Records
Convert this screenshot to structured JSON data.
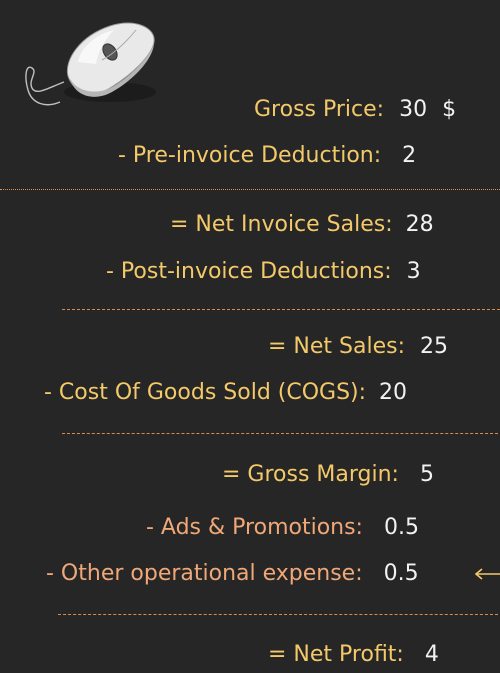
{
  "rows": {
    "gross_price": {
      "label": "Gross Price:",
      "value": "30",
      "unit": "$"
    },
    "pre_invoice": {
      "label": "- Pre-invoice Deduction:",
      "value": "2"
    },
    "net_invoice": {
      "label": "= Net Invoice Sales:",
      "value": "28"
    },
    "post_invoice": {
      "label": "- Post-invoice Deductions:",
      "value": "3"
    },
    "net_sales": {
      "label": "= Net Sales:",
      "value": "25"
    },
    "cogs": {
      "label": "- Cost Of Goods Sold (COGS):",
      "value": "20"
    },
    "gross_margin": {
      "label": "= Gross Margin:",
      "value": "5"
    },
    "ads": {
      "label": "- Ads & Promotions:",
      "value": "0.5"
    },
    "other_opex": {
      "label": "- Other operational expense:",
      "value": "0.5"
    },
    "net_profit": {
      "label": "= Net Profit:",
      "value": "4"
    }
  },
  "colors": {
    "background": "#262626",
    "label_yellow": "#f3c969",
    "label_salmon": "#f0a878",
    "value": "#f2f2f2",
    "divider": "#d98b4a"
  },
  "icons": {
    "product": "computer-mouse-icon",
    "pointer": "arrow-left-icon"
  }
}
---
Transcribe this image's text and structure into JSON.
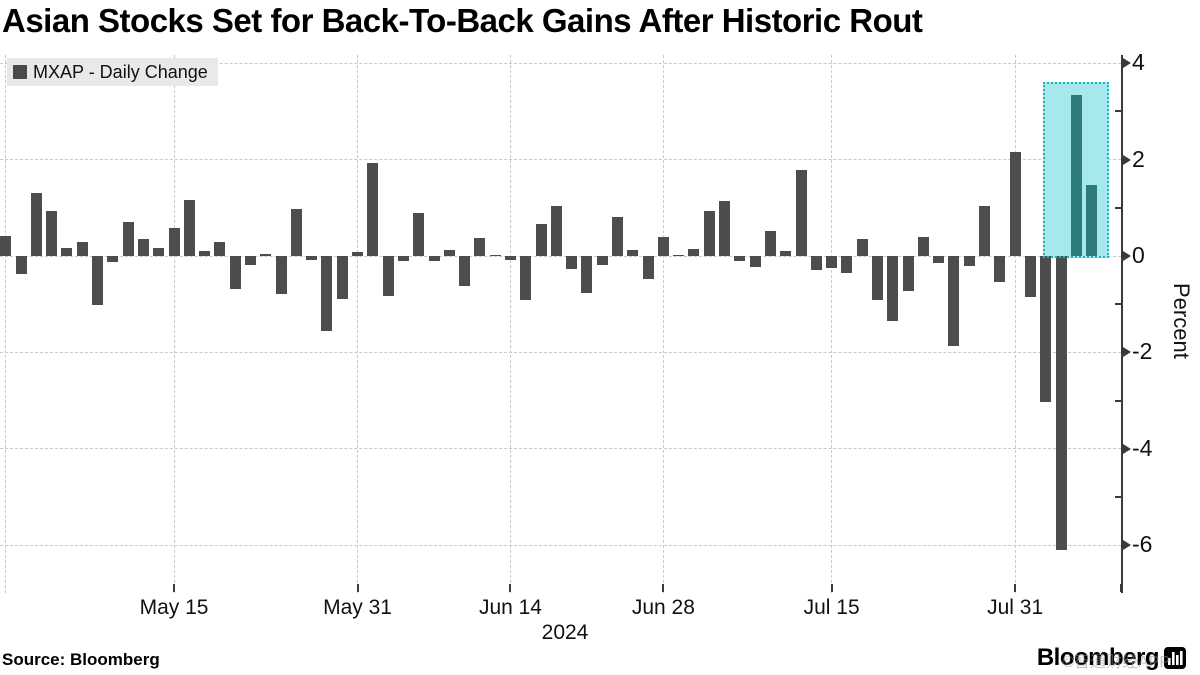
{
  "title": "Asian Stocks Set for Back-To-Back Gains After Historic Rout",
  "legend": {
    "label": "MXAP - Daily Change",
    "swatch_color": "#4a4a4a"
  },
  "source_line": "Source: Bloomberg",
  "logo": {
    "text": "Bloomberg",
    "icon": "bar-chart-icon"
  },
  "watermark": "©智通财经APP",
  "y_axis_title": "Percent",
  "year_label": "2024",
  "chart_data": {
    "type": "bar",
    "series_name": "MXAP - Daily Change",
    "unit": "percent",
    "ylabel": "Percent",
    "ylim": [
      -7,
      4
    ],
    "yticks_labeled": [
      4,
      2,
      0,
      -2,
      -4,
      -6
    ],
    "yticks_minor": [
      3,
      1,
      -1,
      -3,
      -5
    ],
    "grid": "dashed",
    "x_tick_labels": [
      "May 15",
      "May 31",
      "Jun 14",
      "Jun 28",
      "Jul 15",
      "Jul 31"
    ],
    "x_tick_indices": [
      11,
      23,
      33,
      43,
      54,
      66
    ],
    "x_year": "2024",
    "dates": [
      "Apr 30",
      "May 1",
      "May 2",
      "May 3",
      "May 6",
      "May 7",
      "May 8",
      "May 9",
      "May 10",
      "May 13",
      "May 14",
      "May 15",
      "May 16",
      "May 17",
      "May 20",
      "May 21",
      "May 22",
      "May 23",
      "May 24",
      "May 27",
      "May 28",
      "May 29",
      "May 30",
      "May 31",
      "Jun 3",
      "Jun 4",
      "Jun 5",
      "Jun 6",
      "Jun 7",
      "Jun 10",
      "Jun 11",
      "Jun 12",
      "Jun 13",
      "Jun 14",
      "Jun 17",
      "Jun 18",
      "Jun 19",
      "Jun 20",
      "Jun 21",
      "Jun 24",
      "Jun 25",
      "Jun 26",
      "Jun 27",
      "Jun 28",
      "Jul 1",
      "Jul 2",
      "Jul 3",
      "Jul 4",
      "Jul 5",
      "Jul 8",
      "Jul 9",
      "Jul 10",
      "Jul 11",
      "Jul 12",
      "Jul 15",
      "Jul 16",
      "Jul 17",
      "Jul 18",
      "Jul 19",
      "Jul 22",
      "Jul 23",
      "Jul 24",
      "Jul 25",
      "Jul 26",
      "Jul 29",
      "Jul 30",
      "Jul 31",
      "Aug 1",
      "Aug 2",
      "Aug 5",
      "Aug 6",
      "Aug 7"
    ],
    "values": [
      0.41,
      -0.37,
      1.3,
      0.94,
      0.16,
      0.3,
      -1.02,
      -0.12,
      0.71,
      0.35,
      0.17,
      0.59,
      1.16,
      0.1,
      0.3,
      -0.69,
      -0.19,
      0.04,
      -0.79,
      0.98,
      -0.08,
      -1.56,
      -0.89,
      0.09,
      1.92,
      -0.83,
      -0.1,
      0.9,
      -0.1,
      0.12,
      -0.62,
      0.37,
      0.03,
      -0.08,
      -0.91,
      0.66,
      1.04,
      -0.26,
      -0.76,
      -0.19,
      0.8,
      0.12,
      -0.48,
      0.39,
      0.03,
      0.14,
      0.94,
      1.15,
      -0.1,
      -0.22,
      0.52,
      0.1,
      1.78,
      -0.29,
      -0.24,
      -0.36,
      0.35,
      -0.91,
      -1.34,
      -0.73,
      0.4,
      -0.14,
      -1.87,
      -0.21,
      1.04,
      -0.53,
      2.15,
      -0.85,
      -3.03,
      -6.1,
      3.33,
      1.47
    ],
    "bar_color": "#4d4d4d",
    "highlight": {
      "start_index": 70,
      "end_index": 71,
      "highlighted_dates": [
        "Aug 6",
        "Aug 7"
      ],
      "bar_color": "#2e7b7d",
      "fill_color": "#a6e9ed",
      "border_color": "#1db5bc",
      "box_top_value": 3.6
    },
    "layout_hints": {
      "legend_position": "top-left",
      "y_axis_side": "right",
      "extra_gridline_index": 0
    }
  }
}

Set exercise: Filter for "this". Return all lines that hold it.

Exercise response:
Convert this screenshot to structured JSON data.
Transcribe this image's text and structure into JSON.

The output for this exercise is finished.